- Your instructions -
Transcribe every line exactly. Leave the pictures behind.

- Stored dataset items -

>> Start

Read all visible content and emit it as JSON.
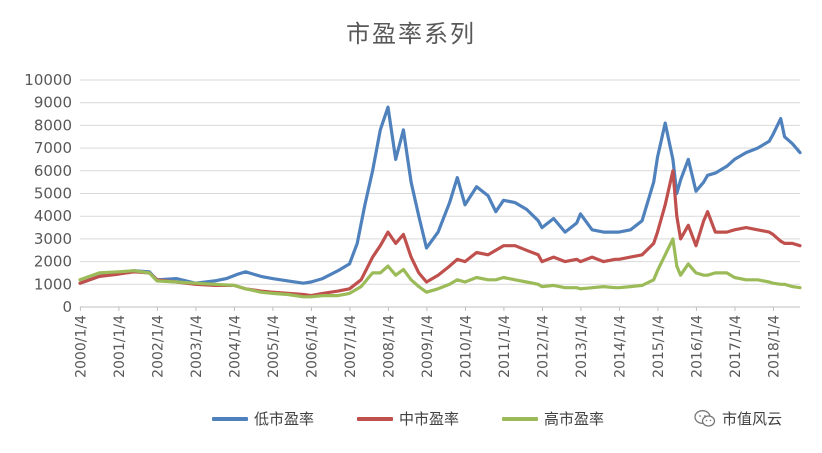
{
  "chart_data": {
    "type": "line",
    "title": "市盈率系列",
    "xlabel": "",
    "ylabel": "",
    "ylim": [
      0,
      10000
    ],
    "yticks": [
      0,
      1000,
      2000,
      3000,
      4000,
      5000,
      6000,
      7000,
      8000,
      9000,
      10000
    ],
    "xticks": [
      "2000/1/4",
      "2001/1/4",
      "2002/1/4",
      "2003/1/4",
      "2004/1/4",
      "2005/1/4",
      "2006/1/4",
      "2007/1/4",
      "2008/1/4",
      "2009/1/4",
      "2010/1/4",
      "2011/1/4",
      "2012/1/4",
      "2013/1/4",
      "2014/1/4",
      "2015/1/4",
      "2016/1/4",
      "2017/1/4",
      "2018/1/4"
    ],
    "xlim": [
      2000.0,
      2018.7
    ],
    "grid": true,
    "legend_position": "bottom",
    "series": [
      {
        "name": "低市盈率",
        "color": "#4f81bd",
        "x": [
          2000.0,
          2000.5,
          2001.0,
          2001.4,
          2001.8,
          2002.0,
          2002.5,
          2003.0,
          2003.5,
          2003.8,
          2004.1,
          2004.3,
          2004.7,
          2005.0,
          2005.4,
          2005.8,
          2006.0,
          2006.3,
          2006.7,
          2007.0,
          2007.2,
          2007.4,
          2007.6,
          2007.8,
          2008.0,
          2008.2,
          2008.4,
          2008.6,
          2008.8,
          2009.0,
          2009.3,
          2009.6,
          2009.8,
          2010.0,
          2010.3,
          2010.6,
          2010.8,
          2011.0,
          2011.3,
          2011.6,
          2011.9,
          2012.0,
          2012.3,
          2012.6,
          2012.9,
          2013.0,
          2013.3,
          2013.6,
          2013.9,
          2014.0,
          2014.3,
          2014.6,
          2014.9,
          2015.0,
          2015.2,
          2015.4,
          2015.5,
          2015.6,
          2015.8,
          2016.0,
          2016.2,
          2016.3,
          2016.5,
          2016.8,
          2017.0,
          2017.3,
          2017.6,
          2017.9,
          2018.0,
          2018.2,
          2018.3,
          2018.5,
          2018.7
        ],
        "values": [
          1050,
          1350,
          1500,
          1600,
          1550,
          1200,
          1250,
          1050,
          1150,
          1250,
          1450,
          1550,
          1350,
          1250,
          1150,
          1050,
          1100,
          1250,
          1600,
          1900,
          2800,
          4500,
          6000,
          7800,
          8800,
          6500,
          7800,
          5500,
          4000,
          2600,
          3300,
          4600,
          5700,
          4500,
          5300,
          4900,
          4200,
          4700,
          4600,
          4300,
          3800,
          3500,
          3900,
          3300,
          3700,
          4100,
          3400,
          3300,
          3300,
          3300,
          3400,
          3800,
          5500,
          6600,
          8100,
          6500,
          5000,
          5600,
          6500,
          5100,
          5500,
          5800,
          5900,
          6200,
          6500,
          6800,
          7000,
          7300,
          7600,
          8300,
          7500,
          7200,
          6800
        ]
      },
      {
        "name": "中市盈率",
        "color": "#c0504d",
        "x": [
          2000.0,
          2000.5,
          2001.0,
          2001.4,
          2001.8,
          2002.0,
          2002.5,
          2003.0,
          2003.5,
          2004.0,
          2004.3,
          2004.7,
          2005.0,
          2005.4,
          2005.8,
          2006.0,
          2006.3,
          2006.7,
          2007.0,
          2007.3,
          2007.6,
          2007.8,
          2008.0,
          2008.2,
          2008.4,
          2008.6,
          2008.8,
          2009.0,
          2009.3,
          2009.6,
          2009.8,
          2010.0,
          2010.3,
          2010.6,
          2010.8,
          2011.0,
          2011.3,
          2011.6,
          2011.9,
          2012.0,
          2012.3,
          2012.6,
          2012.9,
          2013.0,
          2013.3,
          2013.6,
          2013.9,
          2014.0,
          2014.3,
          2014.6,
          2014.9,
          2015.0,
          2015.2,
          2015.4,
          2015.5,
          2015.6,
          2015.8,
          2016.0,
          2016.2,
          2016.3,
          2016.5,
          2016.8,
          2017.0,
          2017.3,
          2017.6,
          2017.9,
          2018.0,
          2018.2,
          2018.3,
          2018.5,
          2018.7
        ],
        "values": [
          1050,
          1350,
          1450,
          1550,
          1500,
          1200,
          1100,
          1000,
          950,
          950,
          800,
          700,
          650,
          600,
          550,
          500,
          600,
          700,
          800,
          1200,
          2200,
          2700,
          3300,
          2800,
          3200,
          2200,
          1500,
          1100,
          1400,
          1800,
          2100,
          2000,
          2400,
          2300,
          2500,
          2700,
          2700,
          2500,
          2300,
          2000,
          2200,
          2000,
          2100,
          2000,
          2200,
          2000,
          2100,
          2100,
          2200,
          2300,
          2800,
          3300,
          4500,
          6000,
          4000,
          3000,
          3600,
          2700,
          3800,
          4200,
          3300,
          3300,
          3400,
          3500,
          3400,
          3300,
          3200,
          2900,
          2800,
          2800,
          2700
        ]
      },
      {
        "name": "高市盈率",
        "color": "#9bbb59",
        "x": [
          2000.0,
          2000.5,
          2001.0,
          2001.4,
          2001.8,
          2002.0,
          2002.5,
          2003.0,
          2003.5,
          2004.0,
          2004.3,
          2004.7,
          2005.0,
          2005.4,
          2005.8,
          2006.0,
          2006.3,
          2006.7,
          2007.0,
          2007.3,
          2007.6,
          2007.8,
          2008.0,
          2008.2,
          2008.4,
          2008.6,
          2008.8,
          2009.0,
          2009.3,
          2009.6,
          2009.8,
          2010.0,
          2010.3,
          2010.6,
          2010.8,
          2011.0,
          2011.3,
          2011.6,
          2011.9,
          2012.0,
          2012.3,
          2012.6,
          2012.9,
          2013.0,
          2013.3,
          2013.6,
          2013.9,
          2014.0,
          2014.3,
          2014.6,
          2014.9,
          2015.0,
          2015.2,
          2015.4,
          2015.5,
          2015.6,
          2015.8,
          2016.0,
          2016.2,
          2016.3,
          2016.5,
          2016.8,
          2017.0,
          2017.3,
          2017.6,
          2017.9,
          2018.0,
          2018.2,
          2018.3,
          2018.5,
          2018.7
        ],
        "values": [
          1200,
          1500,
          1550,
          1600,
          1500,
          1150,
          1100,
          1050,
          1000,
          950,
          800,
          650,
          600,
          550,
          450,
          450,
          500,
          500,
          600,
          900,
          1500,
          1500,
          1800,
          1400,
          1650,
          1200,
          900,
          650,
          800,
          1000,
          1200,
          1100,
          1300,
          1200,
          1200,
          1300,
          1200,
          1100,
          1000,
          900,
          950,
          850,
          850,
          800,
          850,
          900,
          850,
          850,
          900,
          950,
          1200,
          1600,
          2300,
          3000,
          1800,
          1400,
          1900,
          1500,
          1400,
          1400,
          1500,
          1500,
          1300,
          1200,
          1200,
          1100,
          1050,
          1000,
          1000,
          900,
          850
        ]
      }
    ]
  },
  "watermark": {
    "text": "市值风云",
    "icon": "wechat-icon"
  }
}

>> End

- Task solution -
Read all visible content and emit it as JSON.
{
  "chart_data": {
    "type": "line",
    "title": "市盈率系列",
    "xlabel": "",
    "ylabel": "",
    "ylim": [
      0,
      10000
    ],
    "yticks": [
      0,
      1000,
      2000,
      3000,
      4000,
      5000,
      6000,
      7000,
      8000,
      9000,
      10000
    ],
    "xticks": [
      "2000/1/4",
      "2001/1/4",
      "2002/1/4",
      "2003/1/4",
      "2004/1/4",
      "2005/1/4",
      "2006/1/4",
      "2007/1/4",
      "2008/1/4",
      "2009/1/4",
      "2010/1/4",
      "2011/1/4",
      "2012/1/4",
      "2013/1/4",
      "2014/1/4",
      "2015/1/4",
      "2016/1/4",
      "2017/1/4",
      "2018/1/4"
    ],
    "xlim": [
      2000.0,
      2018.7
    ],
    "grid": true,
    "legend_position": "bottom",
    "series": [
      {
        "name": "低市盈率",
        "color": "#4f81bd",
        "x": [
          2000.0,
          2000.5,
          2001.0,
          2001.4,
          2001.8,
          2002.0,
          2002.5,
          2003.0,
          2003.5,
          2003.8,
          2004.1,
          2004.3,
          2004.7,
          2005.0,
          2005.4,
          2005.8,
          2006.0,
          2006.3,
          2006.7,
          2007.0,
          2007.2,
          2007.4,
          2007.6,
          2007.8,
          2008.0,
          2008.2,
          2008.4,
          2008.6,
          2008.8,
          2009.0,
          2009.3,
          2009.6,
          2009.8,
          2010.0,
          2010.3,
          2010.6,
          2010.8,
          2011.0,
          2011.3,
          2011.6,
          2011.9,
          2012.0,
          2012.3,
          2012.6,
          2012.9,
          2013.0,
          2013.3,
          2013.6,
          2013.9,
          2014.0,
          2014.3,
          2014.6,
          2014.9,
          2015.0,
          2015.2,
          2015.4,
          2015.5,
          2015.6,
          2015.8,
          2016.0,
          2016.2,
          2016.3,
          2016.5,
          2016.8,
          2017.0,
          2017.3,
          2017.6,
          2017.9,
          2018.0,
          2018.2,
          2018.3,
          2018.5,
          2018.7
        ],
        "values": [
          1050,
          1350,
          1500,
          1600,
          1550,
          1200,
          1250,
          1050,
          1150,
          1250,
          1450,
          1550,
          1350,
          1250,
          1150,
          1050,
          1100,
          1250,
          1600,
          1900,
          2800,
          4500,
          6000,
          7800,
          8800,
          6500,
          7800,
          5500,
          4000,
          2600,
          3300,
          4600,
          5700,
          4500,
          5300,
          4900,
          4200,
          4700,
          4600,
          4300,
          3800,
          3500,
          3900,
          3300,
          3700,
          4100,
          3400,
          3300,
          3300,
          3300,
          3400,
          3800,
          5500,
          6600,
          8100,
          6500,
          5000,
          5600,
          6500,
          5100,
          5500,
          5800,
          5900,
          6200,
          6500,
          6800,
          7000,
          7300,
          7600,
          8300,
          7500,
          7200,
          6800
        ]
      },
      {
        "name": "中市盈率",
        "color": "#c0504d",
        "x": [
          2000.0,
          2000.5,
          2001.0,
          2001.4,
          2001.8,
          2002.0,
          2002.5,
          2003.0,
          2003.5,
          2004.0,
          2004.3,
          2004.7,
          2005.0,
          2005.4,
          2005.8,
          2006.0,
          2006.3,
          2006.7,
          2007.0,
          2007.3,
          2007.6,
          2007.8,
          2008.0,
          2008.2,
          2008.4,
          2008.6,
          2008.8,
          2009.0,
          2009.3,
          2009.6,
          2009.8,
          2010.0,
          2010.3,
          2010.6,
          2010.8,
          2011.0,
          2011.3,
          2011.6,
          2011.9,
          2012.0,
          2012.3,
          2012.6,
          2012.9,
          2013.0,
          2013.3,
          2013.6,
          2013.9,
          2014.0,
          2014.3,
          2014.6,
          2014.9,
          2015.0,
          2015.2,
          2015.4,
          2015.5,
          2015.6,
          2015.8,
          2016.0,
          2016.2,
          2016.3,
          2016.5,
          2016.8,
          2017.0,
          2017.3,
          2017.6,
          2017.9,
          2018.0,
          2018.2,
          2018.3,
          2018.5,
          2018.7
        ],
        "values": [
          1050,
          1350,
          1450,
          1550,
          1500,
          1200,
          1100,
          1000,
          950,
          950,
          800,
          700,
          650,
          600,
          550,
          500,
          600,
          700,
          800,
          1200,
          2200,
          2700,
          3300,
          2800,
          3200,
          2200,
          1500,
          1100,
          1400,
          1800,
          2100,
          2000,
          2400,
          2300,
          2500,
          2700,
          2700,
          2500,
          2300,
          2000,
          2200,
          2000,
          2100,
          2000,
          2200,
          2000,
          2100,
          2100,
          2200,
          2300,
          2800,
          3300,
          4500,
          6000,
          4000,
          3000,
          3600,
          2700,
          3800,
          4200,
          3300,
          3300,
          3400,
          3500,
          3400,
          3300,
          3200,
          2900,
          2800,
          2800,
          2700
        ]
      },
      {
        "name": "高市盈率",
        "color": "#9bbb59",
        "x": [
          2000.0,
          2000.5,
          2001.0,
          2001.4,
          2001.8,
          2002.0,
          2002.5,
          2003.0,
          2003.5,
          2004.0,
          2004.3,
          2004.7,
          2005.0,
          2005.4,
          2005.8,
          2006.0,
          2006.3,
          2006.7,
          2007.0,
          2007.3,
          2007.6,
          2007.8,
          2008.0,
          2008.2,
          2008.4,
          2008.6,
          2008.8,
          2009.0,
          2009.3,
          2009.6,
          2009.8,
          2010.0,
          2010.3,
          2010.6,
          2010.8,
          2011.0,
          2011.3,
          2011.6,
          2011.9,
          2012.0,
          2012.3,
          2012.6,
          2012.9,
          2013.0,
          2013.3,
          2013.6,
          2013.9,
          2014.0,
          2014.3,
          2014.6,
          2014.9,
          2015.0,
          2015.2,
          2015.4,
          2015.5,
          2015.6,
          2015.8,
          2016.0,
          2016.2,
          2016.3,
          2016.5,
          2016.8,
          2017.0,
          2017.3,
          2017.6,
          2017.9,
          2018.0,
          2018.2,
          2018.3,
          2018.5,
          2018.7
        ],
        "values": [
          1200,
          1500,
          1550,
          1600,
          1500,
          1150,
          1100,
          1050,
          1000,
          950,
          800,
          650,
          600,
          550,
          450,
          450,
          500,
          500,
          600,
          900,
          1500,
          1500,
          1800,
          1400,
          1650,
          1200,
          900,
          650,
          800,
          1000,
          1200,
          1100,
          1300,
          1200,
          1200,
          1300,
          1200,
          1100,
          1000,
          900,
          950,
          850,
          850,
          800,
          850,
          900,
          850,
          850,
          900,
          950,
          1200,
          1600,
          2300,
          3000,
          1800,
          1400,
          1900,
          1500,
          1400,
          1400,
          1500,
          1500,
          1300,
          1200,
          1200,
          1100,
          1050,
          1000,
          1000,
          900,
          850
        ]
      }
    ]
  },
  "watermark": {
    "text": "市值风云",
    "icon": "wechat-icon"
  }
}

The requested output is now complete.